Extract every line that contains the string "Velocity".

# START OF Data for processing

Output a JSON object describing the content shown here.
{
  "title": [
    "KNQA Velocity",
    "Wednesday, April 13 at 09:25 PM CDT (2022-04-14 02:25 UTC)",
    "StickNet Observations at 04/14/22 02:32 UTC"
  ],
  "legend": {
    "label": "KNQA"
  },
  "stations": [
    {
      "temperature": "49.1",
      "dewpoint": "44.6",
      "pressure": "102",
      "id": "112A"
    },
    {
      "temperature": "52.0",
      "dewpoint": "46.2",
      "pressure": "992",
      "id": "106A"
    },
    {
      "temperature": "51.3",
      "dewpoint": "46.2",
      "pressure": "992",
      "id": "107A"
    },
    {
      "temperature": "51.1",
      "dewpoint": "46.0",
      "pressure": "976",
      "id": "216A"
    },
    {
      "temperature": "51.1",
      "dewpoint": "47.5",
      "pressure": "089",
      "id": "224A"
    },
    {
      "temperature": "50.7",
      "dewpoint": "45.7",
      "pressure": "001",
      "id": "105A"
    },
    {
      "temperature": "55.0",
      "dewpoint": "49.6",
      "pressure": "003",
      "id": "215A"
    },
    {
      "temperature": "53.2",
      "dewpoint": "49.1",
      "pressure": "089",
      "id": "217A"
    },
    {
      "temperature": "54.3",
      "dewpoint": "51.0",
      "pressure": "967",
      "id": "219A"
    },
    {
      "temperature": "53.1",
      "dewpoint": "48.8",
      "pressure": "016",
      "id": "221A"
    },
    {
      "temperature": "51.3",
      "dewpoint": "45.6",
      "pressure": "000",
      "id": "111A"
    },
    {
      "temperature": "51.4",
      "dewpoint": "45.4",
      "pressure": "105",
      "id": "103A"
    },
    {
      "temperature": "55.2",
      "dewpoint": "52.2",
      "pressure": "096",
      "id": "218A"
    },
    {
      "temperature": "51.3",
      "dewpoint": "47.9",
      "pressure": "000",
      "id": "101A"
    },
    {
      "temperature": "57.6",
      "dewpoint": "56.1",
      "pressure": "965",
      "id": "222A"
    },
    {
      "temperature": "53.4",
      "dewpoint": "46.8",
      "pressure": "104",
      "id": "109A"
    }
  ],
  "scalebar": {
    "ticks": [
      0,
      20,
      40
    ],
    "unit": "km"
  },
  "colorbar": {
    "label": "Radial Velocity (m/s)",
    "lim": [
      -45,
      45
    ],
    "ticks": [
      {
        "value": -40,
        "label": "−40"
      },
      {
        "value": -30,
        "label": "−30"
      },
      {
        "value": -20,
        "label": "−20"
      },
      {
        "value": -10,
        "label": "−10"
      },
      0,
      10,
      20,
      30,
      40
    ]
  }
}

# END OF Data for processing

Written solution:
    "KNQA Velocity",
    "label": "Radial Velocity (m/s)",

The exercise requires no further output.